What you are asked to do: Output an exact reproduction of the data.

Dataset entries:
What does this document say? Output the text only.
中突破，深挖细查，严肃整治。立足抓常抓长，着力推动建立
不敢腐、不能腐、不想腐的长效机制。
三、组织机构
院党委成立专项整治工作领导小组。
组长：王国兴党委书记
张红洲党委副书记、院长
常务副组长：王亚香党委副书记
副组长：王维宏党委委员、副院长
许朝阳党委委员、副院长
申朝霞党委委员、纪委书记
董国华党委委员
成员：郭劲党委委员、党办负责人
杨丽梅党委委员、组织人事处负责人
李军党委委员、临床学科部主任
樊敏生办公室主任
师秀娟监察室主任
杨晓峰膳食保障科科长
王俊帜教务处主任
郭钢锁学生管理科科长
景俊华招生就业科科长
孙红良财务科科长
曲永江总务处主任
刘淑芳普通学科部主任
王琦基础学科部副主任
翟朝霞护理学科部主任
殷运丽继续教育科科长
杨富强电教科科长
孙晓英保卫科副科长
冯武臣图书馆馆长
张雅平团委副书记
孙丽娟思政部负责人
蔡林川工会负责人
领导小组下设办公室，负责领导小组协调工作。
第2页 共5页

Response to this exercise:
What does this document say? Output the text only.
中突破，深挖细查，严肃整治。立足抓常抓长，着力推动建立
不敢腐、不能腐、不想腐的长效机制。
三、组织机构
院党委成立专项整治工作领导小组。
组长：王国兴党委书记
张红洲党委副书记、院长
常务副组长：王亚香党委副书记
副组长：王维宏党委委员、副院长
许朝阳党委委员、副院长
申朝霞党委委员、纪委书记
董国华党委委员
成员：郭劲党委委员、党办负责人
杨丽梅党委委员、组织人事处负责人
李军党委委员、临床学科部主任
樊敏生办公室主任
师秀娟监察室主任
杨晓峰膳食保障科科长
王俊帜教务处主任
郭钢锁学生管理科科长
景俊华招生就业科科长
孙红良财务科科长
曲永江总务处主任
刘淑芳普通学科部主任
王琦基础学科部副主任
翟朝霞护理学科部主任
殷运丽继续教育科科长
杨富强电教科科长
孙晓英保卫科副科长
冯武臣图书馆馆长
张雅平团委副书记
孙丽娟思政部负责人
蔡林川工会负责人
领导小组下设办公室，负责领导小组协调工作。
第2页 共5页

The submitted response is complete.